=== Section Start ===

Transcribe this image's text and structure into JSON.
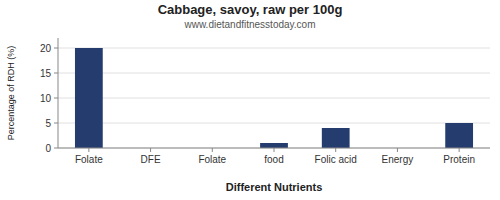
{
  "chart_data": {
    "type": "bar",
    "title": "Cabbage, savoy, raw per 100g",
    "subtitle": "www.dietandfitnesstoday.com",
    "x_label": "Different Nutrients",
    "y_label": "Percentage of RDH (%)",
    "categories": [
      "Folate",
      "DFE",
      "Folate",
      "food",
      "Folic acid",
      "Energy",
      "Protein"
    ],
    "values": [
      20,
      0,
      0,
      1,
      4,
      0,
      5
    ],
    "color": "#253c6e",
    "ylim": [
      0,
      22
    ],
    "yticks": [
      0,
      5,
      10,
      15,
      20
    ],
    "grid": true
  }
}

=== Section End ===

:: GOAL OF THE EXERCISE ::
Write down the full listing above exactly as it is, except for any images.

:: EXERCISE OUTPUT ::
Transcribe this image's text and structure into JSON.
{
  "chart_data": {
    "type": "bar",
    "title": "Cabbage, savoy, raw per 100g",
    "subtitle": "www.dietandfitnesstoday.com",
    "x_label": "Different Nutrients",
    "y_label": "Percentage of RDH (%)",
    "categories": [
      "Folate",
      "DFE",
      "Folate",
      "food",
      "Folic acid",
      "Energy",
      "Protein"
    ],
    "values": [
      20,
      0,
      0,
      1,
      4,
      0,
      5
    ],
    "color": "#253c6e",
    "ylim": [
      0,
      22
    ],
    "yticks": [
      0,
      5,
      10,
      15,
      20
    ],
    "grid": true
  }
}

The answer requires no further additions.